### WORK TO COMPLETE
Search the material for the string "relative", then return every line where it is found.

### DATASET ENTRIES

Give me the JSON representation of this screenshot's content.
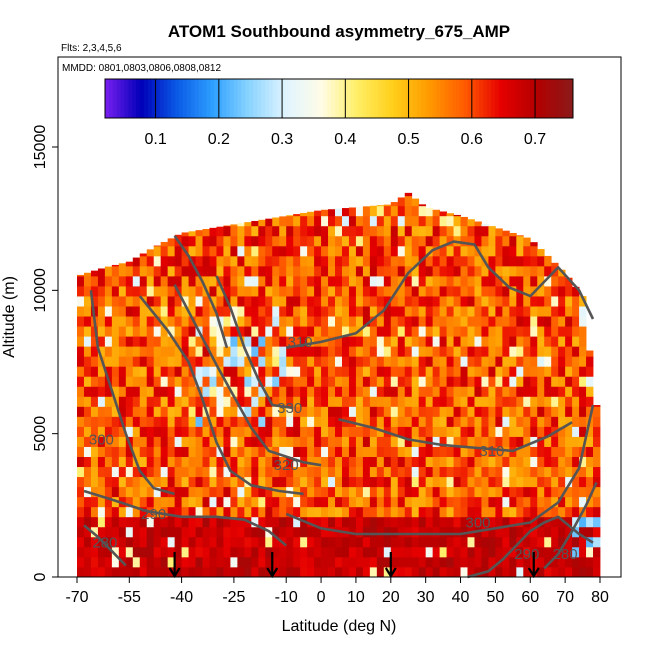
{
  "chart_data": {
    "type": "heatmap",
    "title": "ATOM1 Southbound asymmetry_675_AMP",
    "subtitle_flights": "Flts: 2,3,4,5,6",
    "subtitle_dates": "MMDD: 0801,0803,0806,0808,0812",
    "xlabel": "Latitude (deg N)",
    "ylabel": "Altitude (m)",
    "xlim": [
      -70,
      82
    ],
    "ylim": [
      0,
      17500
    ],
    "x_ticks": [
      -70,
      -55,
      -40,
      -25,
      -10,
      0,
      10,
      20,
      30,
      40,
      50,
      60,
      70,
      80
    ],
    "x_tick_labels": [
      "-70",
      "-55",
      "-40",
      "-25",
      "-10",
      "0",
      "10",
      "20",
      "30",
      "40",
      "50",
      "60",
      "70",
      "80"
    ],
    "y_ticks": [
      0,
      5000,
      10000,
      15000
    ],
    "y_tick_labels": [
      "0",
      "5000",
      "10000",
      "15000"
    ],
    "colorbar": {
      "range": [
        0.02,
        0.76
      ],
      "ticks": [
        0.1,
        0.2,
        0.3,
        0.4,
        0.5,
        0.6,
        0.7
      ],
      "tick_labels": [
        "0.1",
        "0.2",
        "0.3",
        "0.4",
        "0.5",
        "0.6",
        "0.7"
      ],
      "colors": [
        "#7a1ff0",
        "#0000b8",
        "#0a5ae6",
        "#2ea0ff",
        "#8ad4ff",
        "#dff4ff",
        "#fffce8",
        "#ffee66",
        "#ffcf1a",
        "#ff9a00",
        "#ff5a00",
        "#e60000",
        "#b30000",
        "#8a1a1a"
      ]
    },
    "data_extent": {
      "lat_range": [
        -70,
        79
      ],
      "alt_top_by_lat": [
        [
          -70,
          10500
        ],
        [
          -62,
          10800
        ],
        [
          -55,
          11000
        ],
        [
          -48,
          11500
        ],
        [
          -40,
          12000
        ],
        [
          -30,
          12200
        ],
        [
          -20,
          12400
        ],
        [
          -10,
          12600
        ],
        [
          0,
          12800
        ],
        [
          10,
          12900
        ],
        [
          20,
          13000
        ],
        [
          25,
          13400
        ],
        [
          30,
          12900
        ],
        [
          40,
          12600
        ],
        [
          50,
          12200
        ],
        [
          60,
          11800
        ],
        [
          65,
          11200
        ],
        [
          70,
          10600
        ],
        [
          75,
          9800
        ],
        [
          79,
          6000
        ]
      ]
    },
    "theta_contours": [
      {
        "label": "280",
        "points": [
          [
            -68,
            1800
          ],
          [
            -64,
            1400
          ],
          [
            -60,
            900
          ],
          [
            -56,
            400
          ]
        ]
      },
      {
        "label": "280",
        "points": [
          [
            64,
            300
          ],
          [
            68,
            800
          ],
          [
            72,
            1600
          ],
          [
            76,
            2500
          ],
          [
            79,
            3300
          ]
        ]
      },
      {
        "label": "290",
        "points": [
          [
            -68,
            3000
          ],
          [
            -60,
            2700
          ],
          [
            -50,
            2300
          ],
          [
            -40,
            2100
          ],
          [
            -30,
            2100
          ],
          [
            -22,
            2000
          ],
          [
            -15,
            1600
          ],
          [
            -10,
            1100
          ]
        ]
      },
      {
        "label": "290",
        "points": [
          [
            42,
            0
          ],
          [
            48,
            200
          ],
          [
            52,
            600
          ],
          [
            56,
            1100
          ],
          [
            60,
            1600
          ],
          [
            64,
            1900
          ],
          [
            68,
            2100
          ],
          [
            74,
            1500
          ],
          [
            78,
            1200
          ]
        ]
      },
      {
        "label": "300",
        "points": [
          [
            -66,
            10000
          ],
          [
            -64,
            8000
          ],
          [
            -60,
            6500
          ],
          [
            -56,
            5000
          ],
          [
            -52,
            3700
          ],
          [
            -48,
            3100
          ],
          [
            -42,
            2900
          ]
        ]
      },
      {
        "label": "300",
        "points": [
          [
            -10,
            2200
          ],
          [
            0,
            1700
          ],
          [
            10,
            1500
          ],
          [
            20,
            1500
          ],
          [
            30,
            1500
          ],
          [
            40,
            1500
          ],
          [
            50,
            1700
          ],
          [
            60,
            1900
          ],
          [
            68,
            2600
          ],
          [
            74,
            3800
          ],
          [
            78,
            6000
          ]
        ]
      },
      {
        "label": "310",
        "points": [
          [
            -52,
            9800
          ],
          [
            -44,
            8600
          ],
          [
            -38,
            7500
          ],
          [
            -34,
            6200
          ],
          [
            -30,
            4700
          ],
          [
            -26,
            3700
          ],
          [
            -20,
            3200
          ],
          [
            -12,
            3000
          ],
          [
            -5,
            2900
          ]
        ]
      },
      {
        "label": "310",
        "points": [
          [
            5,
            5500
          ],
          [
            15,
            5200
          ],
          [
            25,
            4800
          ],
          [
            35,
            4600
          ],
          [
            45,
            4500
          ],
          [
            55,
            4400
          ],
          [
            65,
            4900
          ],
          [
            72,
            5400
          ]
        ]
      },
      {
        "label": "320",
        "points": [
          [
            -42,
            10200
          ],
          [
            -36,
            8800
          ],
          [
            -30,
            7400
          ],
          [
            -25,
            6300
          ],
          [
            -20,
            5200
          ],
          [
            -15,
            4400
          ],
          [
            -5,
            4000
          ],
          [
            0,
            3900
          ]
        ]
      },
      {
        "label": "330",
        "points": [
          [
            -30,
            10500
          ],
          [
            -26,
            9400
          ],
          [
            -22,
            8000
          ],
          [
            -18,
            6900
          ],
          [
            -14,
            6000
          ],
          [
            -8,
            5900
          ]
        ]
      },
      {
        "label": "310",
        "points": [
          [
            -10,
            8000
          ],
          [
            0,
            8200
          ],
          [
            10,
            8500
          ],
          [
            18,
            9300
          ],
          [
            25,
            10600
          ],
          [
            32,
            11400
          ],
          [
            38,
            11700
          ],
          [
            44,
            11600
          ],
          [
            48,
            10800
          ],
          [
            54,
            10100
          ],
          [
            60,
            9800
          ],
          [
            68,
            10800
          ],
          [
            74,
            10000
          ],
          [
            78,
            9000
          ]
        ]
      },
      {
        "label": "",
        "points": [
          [
            -42,
            11900
          ],
          [
            -38,
            11200
          ],
          [
            -34,
            10300
          ],
          [
            -30,
            9200
          ],
          [
            -27,
            8000
          ]
        ]
      }
    ],
    "contour_labels": [
      {
        "text": "310",
        "lat": -6,
        "alt": 8200
      },
      {
        "text": "330",
        "lat": -9,
        "alt": 5900
      },
      {
        "text": "320",
        "lat": -10,
        "alt": 3900
      },
      {
        "text": "300",
        "lat": -63,
        "alt": 4800
      },
      {
        "text": "290",
        "lat": -48,
        "alt": 2200
      },
      {
        "text": "280",
        "lat": -62,
        "alt": 1200
      },
      {
        "text": "310",
        "lat": 49,
        "alt": 4400
      },
      {
        "text": "300",
        "lat": 45,
        "alt": 1900
      },
      {
        "text": "290",
        "lat": 59,
        "alt": 800
      },
      {
        "text": "280",
        "lat": 70,
        "alt": 800
      }
    ],
    "markers": [
      {
        "type": "arrow-down",
        "lat": -42
      },
      {
        "type": "arrow-down",
        "lat": -14
      },
      {
        "type": "arrow-down",
        "lat": 20
      },
      {
        "type": "arrow-down",
        "lat": 61
      }
    ]
  }
}
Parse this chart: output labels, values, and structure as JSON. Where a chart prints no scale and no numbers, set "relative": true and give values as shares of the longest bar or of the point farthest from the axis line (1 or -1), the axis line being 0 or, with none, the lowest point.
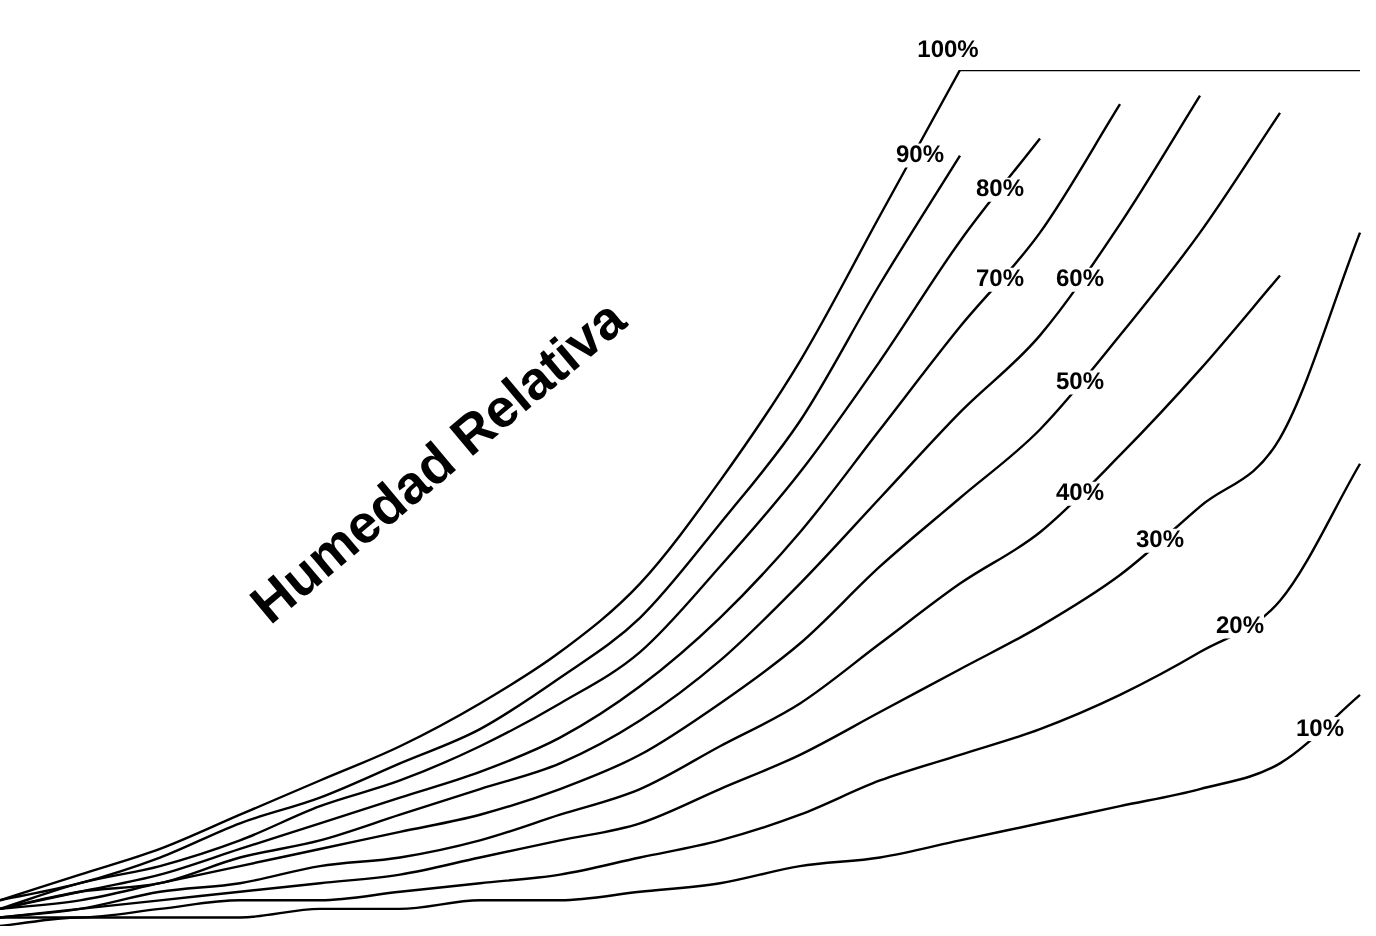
{
  "chart_data": {
    "type": "line",
    "relative": true,
    "legend": false,
    "marker": "none",
    "line_style": "solid",
    "annotations": [
      "Humedad Relativa"
    ],
    "categories": [
      null,
      null,
      null,
      null,
      null,
      null,
      null,
      null,
      null,
      null,
      null,
      null,
      null,
      null,
      null,
      null,
      null,
      null
    ],
    "series": [
      {
        "name": "100%",
        "color": "#000000",
        "values": [
          0.03,
          0.06,
          0.09,
          0.13,
          0.17,
          0.21,
          0.26,
          0.32,
          0.4,
          0.52,
          0.66,
          0.83,
          1.0,
          null,
          null,
          null,
          null,
          null
        ]
      },
      {
        "name": "90%",
        "color": "#000000",
        "values": [
          0.03,
          0.05,
          0.08,
          0.12,
          0.15,
          0.19,
          0.23,
          0.29,
          0.36,
          0.47,
          0.59,
          0.75,
          0.9,
          null,
          null,
          null,
          null,
          null
        ]
      },
      {
        "name": "80%",
        "color": "#000000",
        "values": [
          0.02,
          0.05,
          0.07,
          0.1,
          0.14,
          0.17,
          0.21,
          0.26,
          0.32,
          0.42,
          0.53,
          0.66,
          0.8,
          0.92,
          null,
          null,
          null,
          null
        ]
      },
      {
        "name": "70%",
        "color": "#000000",
        "values": [
          0.02,
          0.04,
          0.06,
          0.09,
          0.12,
          0.15,
          0.18,
          0.22,
          0.28,
          0.36,
          0.46,
          0.58,
          0.7,
          0.81,
          0.96,
          null,
          null,
          null
        ]
      },
      {
        "name": "60%",
        "color": "#000000",
        "values": [
          0.02,
          0.04,
          0.05,
          0.08,
          0.1,
          0.13,
          0.16,
          0.19,
          0.24,
          0.31,
          0.4,
          0.5,
          0.6,
          0.69,
          0.82,
          0.97,
          null,
          null
        ]
      },
      {
        "name": "50%",
        "color": "#000000",
        "values": [
          0.02,
          0.03,
          0.05,
          0.07,
          0.09,
          0.11,
          0.13,
          0.16,
          0.2,
          0.26,
          0.33,
          0.42,
          0.5,
          0.58,
          0.69,
          0.81,
          0.95,
          null
        ]
      },
      {
        "name": "40%",
        "color": "#000000",
        "values": [
          0.01,
          0.02,
          0.04,
          0.05,
          0.07,
          0.08,
          0.1,
          0.13,
          0.16,
          0.21,
          0.26,
          0.33,
          0.4,
          0.46,
          0.55,
          0.65,
          0.76,
          null
        ]
      },
      {
        "name": "30%",
        "color": "#000000",
        "values": [
          0.01,
          0.02,
          0.03,
          0.04,
          0.05,
          0.06,
          0.08,
          0.1,
          0.12,
          0.16,
          0.2,
          0.25,
          0.3,
          0.35,
          0.41,
          0.49,
          0.57,
          0.81
        ]
      },
      {
        "name": "20%",
        "color": "#000000",
        "values": [
          0.01,
          0.01,
          0.02,
          0.03,
          0.03,
          0.04,
          0.05,
          0.06,
          0.08,
          0.1,
          0.13,
          0.17,
          0.2,
          0.23,
          0.27,
          0.32,
          0.38,
          0.54
        ]
      },
      {
        "name": "10%",
        "color": "#000000",
        "values": [
          0,
          0.01,
          0.01,
          0.01,
          0.02,
          0.02,
          0.03,
          0.03,
          0.04,
          0.05,
          0.07,
          0.08,
          0.1,
          0.12,
          0.14,
          0.16,
          0.19,
          0.27
        ]
      },
      {
        "color": "#000000",
        "values": [
          null,
          null,
          null,
          null,
          null,
          null,
          null,
          null,
          null,
          null,
          null,
          null,
          1.0,
          1.0,
          1.0,
          1.0,
          1.0,
          1.0
        ]
      }
    ]
  }
}
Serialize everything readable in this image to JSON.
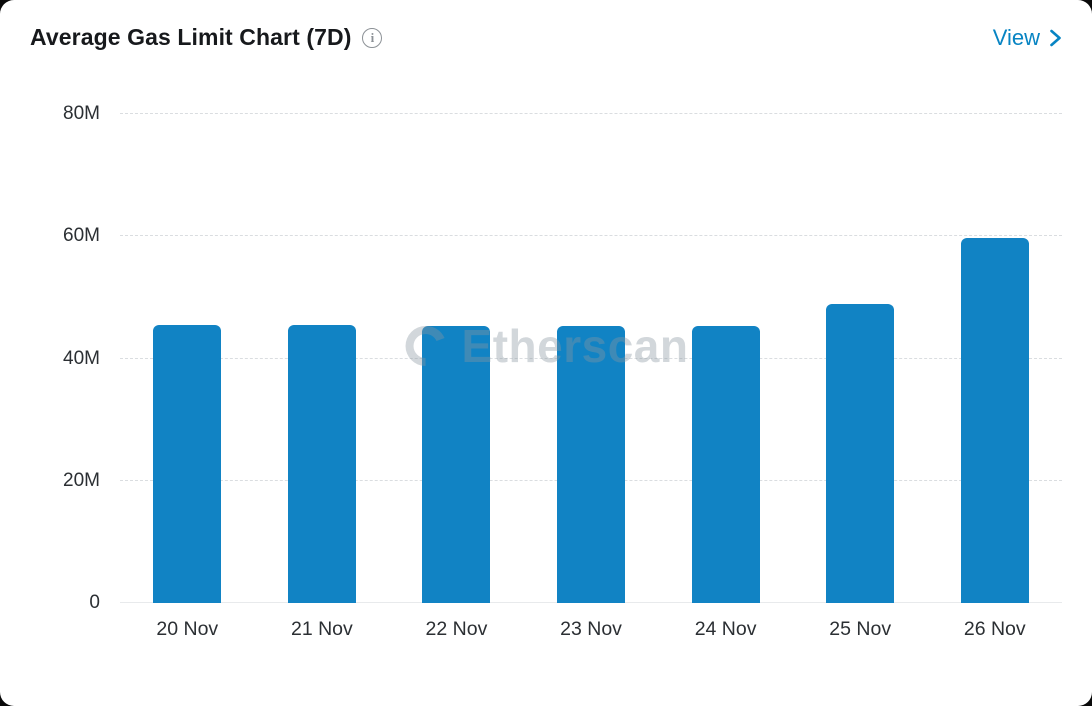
{
  "header": {
    "title": "Average Gas Limit Chart (7D)",
    "info_icon": "info-icon",
    "view_label": "View"
  },
  "chart_data": {
    "type": "bar",
    "title": "Average Gas Limit Chart (7D)",
    "categories": [
      "20 Nov",
      "21 Nov",
      "22 Nov",
      "23 Nov",
      "24 Nov",
      "25 Nov",
      "26 Nov"
    ],
    "values": [
      45.5,
      45.5,
      45.4,
      45.4,
      45.4,
      48.9,
      59.7
    ],
    "unit": "M",
    "xlabel": "",
    "ylabel": "",
    "ylim": [
      0,
      80
    ],
    "yticks": [
      {
        "label": "0",
        "value": 0
      },
      {
        "label": "20M",
        "value": 20
      },
      {
        "label": "40M",
        "value": 40
      },
      {
        "label": "60M",
        "value": 60
      },
      {
        "label": "80M",
        "value": 80
      }
    ],
    "grid": "horizontal-dashed",
    "legend": "none",
    "bar_color": "#1183c4",
    "watermark": "Etherscan"
  },
  "colors": {
    "accent_blue": "#0784c3",
    "bar_blue": "#1183c4",
    "grid_gray": "#dadde0",
    "title_text": "#17191c",
    "axis_text": "#2b2f33",
    "watermark_gray": "#8b97a1"
  }
}
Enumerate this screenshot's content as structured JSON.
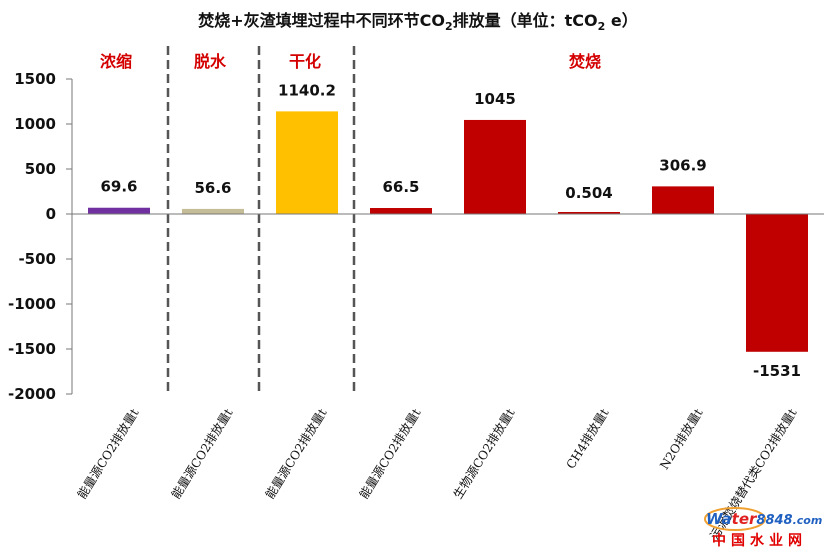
{
  "chart_data": {
    "type": "bar",
    "title": "焚烧+灰渣填埋过程中不同环节CO",
    "title_sub": "2",
    "title_rest": "排放量（单位：tCO",
    "title_sub2": "2",
    "title_end": " e）",
    "categories": [
      "能量源CO2排放量t",
      "能量源CO2排放量t",
      "能量源CO2排放量t",
      "能量源CO2排放量t",
      "生物源CO2排放量t",
      "CH4排放量t",
      "N2O排放量t",
      "污泥焚烧替代类CO2排放量t"
    ],
    "values": [
      69.6,
      56.6,
      1140.2,
      66.5,
      1045,
      0.504,
      306.9,
      -1531
    ],
    "value_labels": [
      "69.6",
      "56.6",
      "1140.2",
      "66.5",
      "1045",
      "0.504",
      "306.9",
      "-1531"
    ],
    "bar_colors": [
      "#7030a0",
      "#c4bd97",
      "#ffc000",
      "#c00000",
      "#c00000",
      "#c00000",
      "#c00000",
      "#c00000"
    ],
    "ylim": [
      -2000,
      1500
    ],
    "yticks": [
      "1500",
      "1000",
      "500",
      "0",
      "-500",
      "-1000",
      "-1500",
      "-2000"
    ],
    "ytick_values": [
      1500,
      1000,
      500,
      0,
      -500,
      -1000,
      -1500,
      -2000
    ],
    "stages": [
      "浓缩",
      "脱水",
      "干化",
      "焚烧"
    ],
    "stage_color": "#d40000",
    "grid": false
  },
  "watermark": {
    "brand_a": "Wa",
    "brand_b": "ter",
    "brand_c": "8848",
    "brand_d": ".com",
    "cn": "中国水业网"
  }
}
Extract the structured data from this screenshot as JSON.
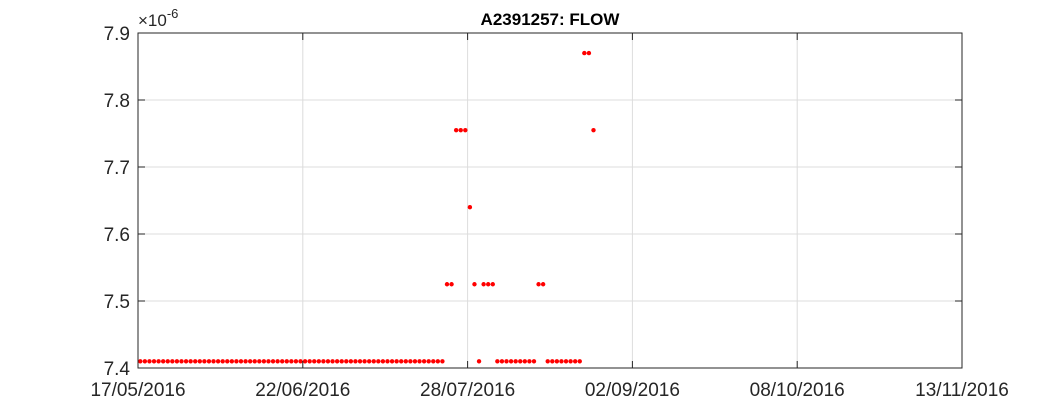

### FULL SOLUTION
Parse this chart: output labels, values, and structure as JSON. Where a chart prints no scale and no numbers, set "relative": true and give values as shares of the longest bar or of the point farthest from the axis line (1 or -1), the axis line being 0 or, with none, the lowest point.
    "relative": true,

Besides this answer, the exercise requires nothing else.